• _Prompt_: Count lines, not occurrences: report how many lines in the records hold the string "Negociação", and nothing else.

• _Information shown_:
○ ○ ○ ○

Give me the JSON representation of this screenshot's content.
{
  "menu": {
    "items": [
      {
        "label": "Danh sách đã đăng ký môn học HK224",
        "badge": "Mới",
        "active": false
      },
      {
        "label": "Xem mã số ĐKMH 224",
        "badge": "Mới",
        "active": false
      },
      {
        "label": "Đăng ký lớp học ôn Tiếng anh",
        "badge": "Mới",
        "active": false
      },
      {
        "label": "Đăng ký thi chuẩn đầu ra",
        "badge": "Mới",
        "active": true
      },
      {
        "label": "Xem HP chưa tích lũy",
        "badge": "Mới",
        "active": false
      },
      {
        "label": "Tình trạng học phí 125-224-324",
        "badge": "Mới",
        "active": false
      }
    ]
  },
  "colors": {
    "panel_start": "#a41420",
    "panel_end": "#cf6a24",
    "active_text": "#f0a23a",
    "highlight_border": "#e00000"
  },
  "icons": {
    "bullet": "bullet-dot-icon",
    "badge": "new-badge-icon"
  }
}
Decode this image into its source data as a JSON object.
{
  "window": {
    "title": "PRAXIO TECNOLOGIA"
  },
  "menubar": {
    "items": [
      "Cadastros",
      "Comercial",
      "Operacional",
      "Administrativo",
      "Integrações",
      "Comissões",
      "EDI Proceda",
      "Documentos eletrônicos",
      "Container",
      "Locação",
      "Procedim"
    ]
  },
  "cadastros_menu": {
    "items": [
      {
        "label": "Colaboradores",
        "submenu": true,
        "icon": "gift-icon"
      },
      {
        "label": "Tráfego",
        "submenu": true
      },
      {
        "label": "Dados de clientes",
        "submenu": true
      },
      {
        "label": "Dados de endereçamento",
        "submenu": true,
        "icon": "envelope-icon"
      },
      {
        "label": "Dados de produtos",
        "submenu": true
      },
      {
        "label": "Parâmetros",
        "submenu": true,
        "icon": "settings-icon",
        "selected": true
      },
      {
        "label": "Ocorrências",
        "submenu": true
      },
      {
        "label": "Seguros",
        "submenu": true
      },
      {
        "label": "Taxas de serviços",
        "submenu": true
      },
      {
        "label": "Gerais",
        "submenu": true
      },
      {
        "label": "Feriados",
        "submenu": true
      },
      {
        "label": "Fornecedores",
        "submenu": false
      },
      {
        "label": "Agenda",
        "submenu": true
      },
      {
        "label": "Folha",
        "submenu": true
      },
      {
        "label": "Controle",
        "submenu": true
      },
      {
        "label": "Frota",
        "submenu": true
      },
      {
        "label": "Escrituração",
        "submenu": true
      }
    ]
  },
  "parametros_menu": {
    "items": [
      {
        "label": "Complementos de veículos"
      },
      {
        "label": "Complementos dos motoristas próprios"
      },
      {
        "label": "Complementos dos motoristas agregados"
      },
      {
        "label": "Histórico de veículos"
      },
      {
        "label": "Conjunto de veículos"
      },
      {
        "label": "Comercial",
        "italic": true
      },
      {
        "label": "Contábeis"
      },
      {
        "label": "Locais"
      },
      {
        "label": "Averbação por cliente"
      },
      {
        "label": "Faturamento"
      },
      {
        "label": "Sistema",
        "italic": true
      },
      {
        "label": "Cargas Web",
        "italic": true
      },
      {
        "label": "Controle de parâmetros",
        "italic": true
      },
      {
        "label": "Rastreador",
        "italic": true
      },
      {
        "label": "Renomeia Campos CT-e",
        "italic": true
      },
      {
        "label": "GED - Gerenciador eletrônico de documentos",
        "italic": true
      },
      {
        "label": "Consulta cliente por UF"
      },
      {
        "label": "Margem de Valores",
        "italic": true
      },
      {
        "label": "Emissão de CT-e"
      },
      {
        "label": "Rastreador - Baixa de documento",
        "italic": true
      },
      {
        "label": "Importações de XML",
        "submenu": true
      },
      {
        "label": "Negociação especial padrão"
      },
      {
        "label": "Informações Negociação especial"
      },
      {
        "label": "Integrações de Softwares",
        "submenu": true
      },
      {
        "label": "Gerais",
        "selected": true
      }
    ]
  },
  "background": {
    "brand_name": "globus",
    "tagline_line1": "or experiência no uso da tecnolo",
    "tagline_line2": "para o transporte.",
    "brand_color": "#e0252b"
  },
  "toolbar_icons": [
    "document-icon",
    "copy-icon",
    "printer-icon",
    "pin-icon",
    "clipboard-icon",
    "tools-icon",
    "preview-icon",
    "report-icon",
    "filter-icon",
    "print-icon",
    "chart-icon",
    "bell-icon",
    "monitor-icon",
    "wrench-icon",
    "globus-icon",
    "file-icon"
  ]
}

○ ○ ○ ○

• _The reply_: 2